■ **Goal of the exercise**: In the entries below, find every line with "threathunting" and copy it.

■ **Recorded data**:
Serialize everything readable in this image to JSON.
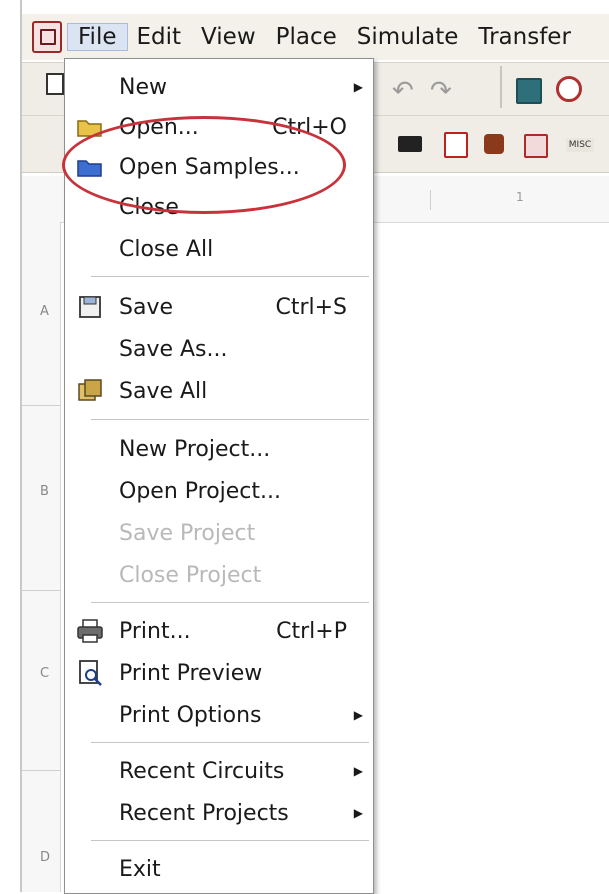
{
  "menubar": {
    "items": [
      "File",
      "Edit",
      "View",
      "Place",
      "Simulate",
      "Transfer"
    ],
    "active": "File"
  },
  "file_menu": {
    "items": [
      {
        "label": "New",
        "shortcut": "",
        "submenu": true,
        "enabled": true
      },
      {
        "label": "Open...",
        "shortcut": "Ctrl+O",
        "submenu": false,
        "enabled": true,
        "icon": "open-folder-icon"
      },
      {
        "label": "Open Samples...",
        "shortcut": "",
        "submenu": false,
        "enabled": true,
        "icon": "open-samples-icon"
      },
      {
        "label": "Close",
        "shortcut": "",
        "submenu": false,
        "enabled": true
      },
      {
        "label": "Close All",
        "shortcut": "",
        "submenu": false,
        "enabled": true
      },
      {
        "label": "Save",
        "shortcut": "Ctrl+S",
        "submenu": false,
        "enabled": true,
        "icon": "save-icon"
      },
      {
        "label": "Save As...",
        "shortcut": "",
        "submenu": false,
        "enabled": true
      },
      {
        "label": "Save All",
        "shortcut": "",
        "submenu": false,
        "enabled": true,
        "icon": "save-all-icon"
      },
      {
        "label": "New Project...",
        "shortcut": "",
        "submenu": false,
        "enabled": true
      },
      {
        "label": "Open Project...",
        "shortcut": "",
        "submenu": false,
        "enabled": true
      },
      {
        "label": "Save Project",
        "shortcut": "",
        "submenu": false,
        "enabled": false
      },
      {
        "label": "Close Project",
        "shortcut": "",
        "submenu": false,
        "enabled": false
      },
      {
        "label": "Print...",
        "shortcut": "Ctrl+P",
        "submenu": false,
        "enabled": true,
        "icon": "printer-icon"
      },
      {
        "label": "Print Preview",
        "shortcut": "",
        "submenu": false,
        "enabled": true,
        "icon": "print-preview-icon"
      },
      {
        "label": "Print Options",
        "shortcut": "",
        "submenu": true,
        "enabled": true
      },
      {
        "label": "Recent Circuits",
        "shortcut": "",
        "submenu": true,
        "enabled": true
      },
      {
        "label": "Recent Projects",
        "shortcut": "",
        "submenu": true,
        "enabled": true
      },
      {
        "label": "Exit",
        "shortcut": "",
        "submenu": false,
        "enabled": true
      }
    ]
  },
  "ruler": {
    "rows": [
      "A",
      "B",
      "C",
      "D"
    ],
    "columns": [
      "1"
    ]
  },
  "colors": {
    "highlight_ellipse": "#c8323a",
    "menubar_bg": "#f3f1ea",
    "disabled_text": "#b9b9b9"
  }
}
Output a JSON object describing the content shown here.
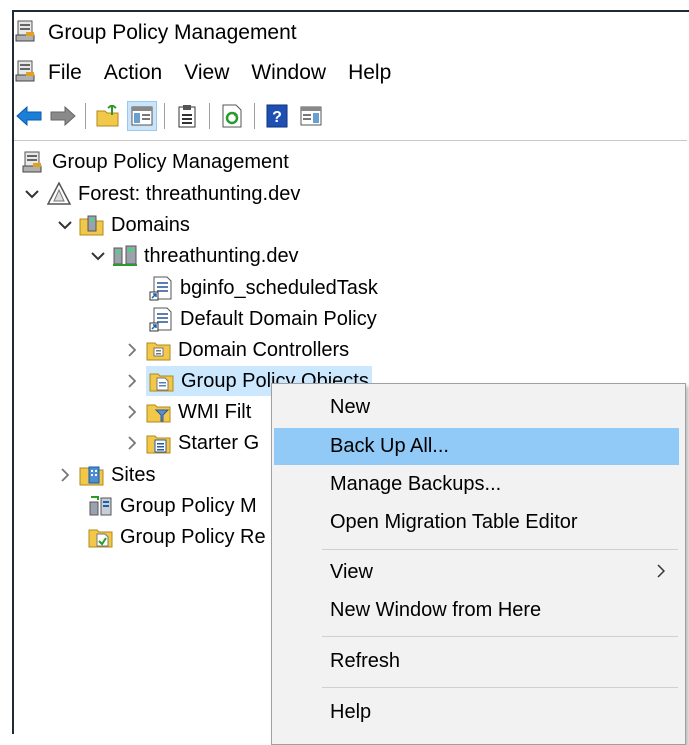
{
  "window": {
    "title": "Group Policy Management"
  },
  "menubar": [
    "File",
    "Action",
    "View",
    "Window",
    "Help"
  ],
  "tree": {
    "root": "Group Policy Management",
    "forest": "Forest: threathunting.dev",
    "domains": "Domains",
    "domain": "threathunting.dev",
    "gpo_scheduled": "bginfo_scheduledTask",
    "gpo_default": "Default Domain Policy",
    "ou_dc": "Domain Controllers",
    "gpo_objects": "Group Policy Objects",
    "wmi": "WMI Filt",
    "starter": "Starter G",
    "sites": "Sites",
    "modeling": "Group Policy M",
    "results": "Group Policy Re"
  },
  "context_menu": {
    "new": "New",
    "backup_all": "Back Up All...",
    "manage_backups": "Manage Backups...",
    "migration": "Open Migration Table Editor",
    "view": "View",
    "new_window": "New Window from Here",
    "refresh": "Refresh",
    "help": "Help"
  },
  "colors": {
    "highlight": "#91c9f7",
    "selection": "#cce8ff",
    "menu_bg": "#f2f2f2"
  }
}
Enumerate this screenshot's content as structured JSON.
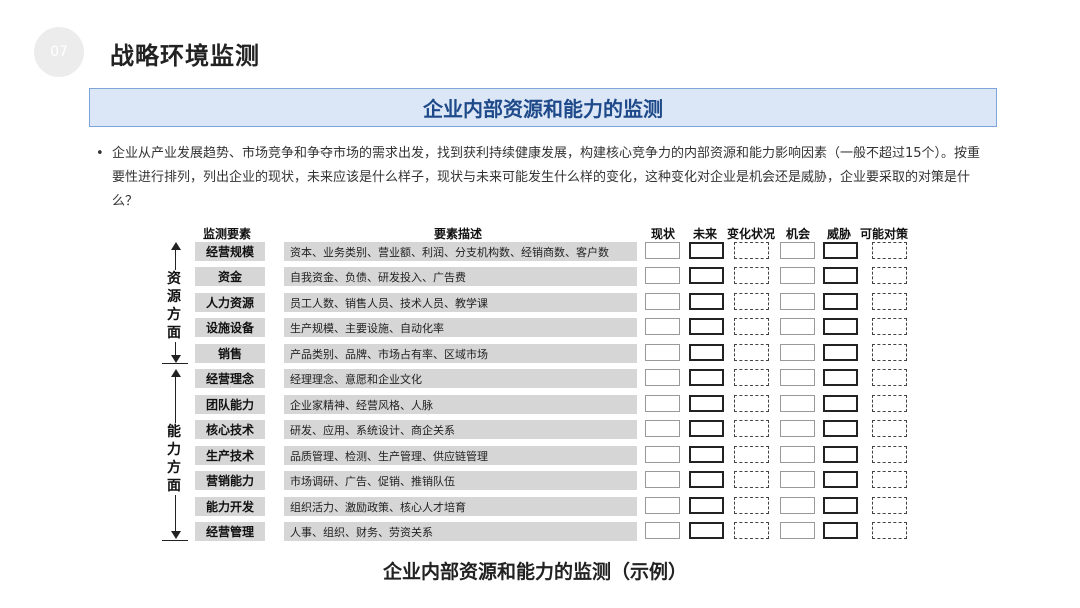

■ **Response to this exercise**:
    "forest": "Forest: threathunting.dev",
    "domain": "threathunting.dev",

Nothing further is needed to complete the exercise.